[Start Records for this task]

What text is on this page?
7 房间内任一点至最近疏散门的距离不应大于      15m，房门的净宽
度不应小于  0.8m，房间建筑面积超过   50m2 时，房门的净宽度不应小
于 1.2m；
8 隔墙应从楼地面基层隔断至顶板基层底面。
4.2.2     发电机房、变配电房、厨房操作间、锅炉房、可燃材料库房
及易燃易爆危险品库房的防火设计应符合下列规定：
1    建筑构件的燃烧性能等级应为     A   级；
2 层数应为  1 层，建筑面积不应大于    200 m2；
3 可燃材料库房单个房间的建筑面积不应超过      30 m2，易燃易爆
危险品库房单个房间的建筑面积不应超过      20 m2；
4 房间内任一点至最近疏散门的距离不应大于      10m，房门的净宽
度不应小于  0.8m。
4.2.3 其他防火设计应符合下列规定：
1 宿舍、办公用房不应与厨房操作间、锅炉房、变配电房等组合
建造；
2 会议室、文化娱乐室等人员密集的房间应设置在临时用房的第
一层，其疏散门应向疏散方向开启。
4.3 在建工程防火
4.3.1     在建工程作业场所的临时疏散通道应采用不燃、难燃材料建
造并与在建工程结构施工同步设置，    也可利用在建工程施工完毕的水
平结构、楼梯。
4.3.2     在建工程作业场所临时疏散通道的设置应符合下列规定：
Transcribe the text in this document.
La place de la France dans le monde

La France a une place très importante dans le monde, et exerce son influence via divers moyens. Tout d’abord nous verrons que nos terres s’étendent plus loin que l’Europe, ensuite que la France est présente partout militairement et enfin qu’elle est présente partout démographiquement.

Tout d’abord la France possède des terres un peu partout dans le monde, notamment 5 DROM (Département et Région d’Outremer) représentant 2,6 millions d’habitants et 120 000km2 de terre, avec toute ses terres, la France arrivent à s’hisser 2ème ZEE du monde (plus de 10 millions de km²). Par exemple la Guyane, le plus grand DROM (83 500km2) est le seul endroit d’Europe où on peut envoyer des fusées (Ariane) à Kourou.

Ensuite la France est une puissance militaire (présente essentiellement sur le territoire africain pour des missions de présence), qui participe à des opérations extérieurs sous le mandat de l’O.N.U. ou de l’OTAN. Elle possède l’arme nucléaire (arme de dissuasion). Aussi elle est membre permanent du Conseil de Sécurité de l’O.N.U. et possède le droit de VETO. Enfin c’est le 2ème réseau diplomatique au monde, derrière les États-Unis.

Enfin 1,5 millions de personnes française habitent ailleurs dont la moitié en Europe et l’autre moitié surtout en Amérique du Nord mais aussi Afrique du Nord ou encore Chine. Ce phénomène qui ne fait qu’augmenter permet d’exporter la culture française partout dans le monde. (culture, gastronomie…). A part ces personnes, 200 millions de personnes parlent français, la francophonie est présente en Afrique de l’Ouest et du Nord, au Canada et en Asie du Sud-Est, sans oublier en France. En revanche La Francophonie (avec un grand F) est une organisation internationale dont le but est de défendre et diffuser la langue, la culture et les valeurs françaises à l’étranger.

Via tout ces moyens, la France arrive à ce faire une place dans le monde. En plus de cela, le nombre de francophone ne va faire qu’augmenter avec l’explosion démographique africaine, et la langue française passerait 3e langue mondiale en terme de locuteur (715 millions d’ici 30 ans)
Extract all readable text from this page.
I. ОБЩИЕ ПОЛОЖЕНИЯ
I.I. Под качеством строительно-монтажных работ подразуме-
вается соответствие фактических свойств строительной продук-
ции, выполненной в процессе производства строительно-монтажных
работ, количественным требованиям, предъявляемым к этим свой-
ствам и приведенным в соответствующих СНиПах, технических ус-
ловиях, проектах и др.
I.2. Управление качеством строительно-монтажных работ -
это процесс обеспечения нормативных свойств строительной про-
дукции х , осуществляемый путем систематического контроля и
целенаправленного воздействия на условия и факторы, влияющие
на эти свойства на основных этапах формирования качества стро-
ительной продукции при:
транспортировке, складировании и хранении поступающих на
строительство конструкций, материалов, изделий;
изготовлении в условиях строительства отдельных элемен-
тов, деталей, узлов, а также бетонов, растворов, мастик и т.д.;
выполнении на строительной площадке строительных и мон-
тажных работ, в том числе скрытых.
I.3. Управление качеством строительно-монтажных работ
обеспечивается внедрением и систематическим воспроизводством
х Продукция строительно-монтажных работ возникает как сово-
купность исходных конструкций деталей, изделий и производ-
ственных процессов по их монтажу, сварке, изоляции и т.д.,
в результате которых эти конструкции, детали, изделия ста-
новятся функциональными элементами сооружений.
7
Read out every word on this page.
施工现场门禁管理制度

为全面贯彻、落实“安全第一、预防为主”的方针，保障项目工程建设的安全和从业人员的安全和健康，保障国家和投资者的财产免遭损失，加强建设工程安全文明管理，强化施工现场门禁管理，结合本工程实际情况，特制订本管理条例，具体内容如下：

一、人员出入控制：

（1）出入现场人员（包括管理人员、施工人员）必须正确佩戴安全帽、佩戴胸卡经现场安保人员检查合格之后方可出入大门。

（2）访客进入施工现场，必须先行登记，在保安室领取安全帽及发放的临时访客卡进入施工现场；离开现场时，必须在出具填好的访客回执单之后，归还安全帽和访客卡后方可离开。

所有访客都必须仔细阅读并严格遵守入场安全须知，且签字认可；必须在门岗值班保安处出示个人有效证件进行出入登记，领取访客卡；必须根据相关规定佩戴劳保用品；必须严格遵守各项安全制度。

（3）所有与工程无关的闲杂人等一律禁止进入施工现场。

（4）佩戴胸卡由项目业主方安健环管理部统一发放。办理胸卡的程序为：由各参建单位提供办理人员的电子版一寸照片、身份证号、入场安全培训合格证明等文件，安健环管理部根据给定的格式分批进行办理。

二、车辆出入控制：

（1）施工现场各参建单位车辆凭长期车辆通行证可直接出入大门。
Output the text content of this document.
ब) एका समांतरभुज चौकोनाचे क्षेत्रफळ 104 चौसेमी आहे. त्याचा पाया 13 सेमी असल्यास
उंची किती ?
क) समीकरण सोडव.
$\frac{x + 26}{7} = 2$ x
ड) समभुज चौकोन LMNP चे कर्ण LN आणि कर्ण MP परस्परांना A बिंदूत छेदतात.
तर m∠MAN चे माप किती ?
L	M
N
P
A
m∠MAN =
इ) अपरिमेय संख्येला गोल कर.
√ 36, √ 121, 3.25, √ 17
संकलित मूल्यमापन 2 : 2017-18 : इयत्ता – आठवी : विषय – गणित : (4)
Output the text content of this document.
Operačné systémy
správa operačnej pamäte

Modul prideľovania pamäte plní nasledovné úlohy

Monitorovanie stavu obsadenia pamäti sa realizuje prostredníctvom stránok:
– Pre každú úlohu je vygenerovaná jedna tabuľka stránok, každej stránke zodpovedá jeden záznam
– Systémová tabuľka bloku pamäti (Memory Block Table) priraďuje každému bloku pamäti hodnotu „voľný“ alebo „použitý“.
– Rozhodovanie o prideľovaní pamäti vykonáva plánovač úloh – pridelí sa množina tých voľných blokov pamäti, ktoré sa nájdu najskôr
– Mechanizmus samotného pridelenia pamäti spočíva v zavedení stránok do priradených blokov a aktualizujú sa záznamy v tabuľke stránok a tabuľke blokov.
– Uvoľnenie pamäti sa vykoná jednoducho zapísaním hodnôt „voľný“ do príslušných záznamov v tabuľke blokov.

[End Records for this task]

§ Required task:
Copy each line of the records containing the string "Управление".

§ Solved exercise:
I.2. Управление качеством строительно-монтажных работ -
I.3. Управление качеством строительно-монтажных работ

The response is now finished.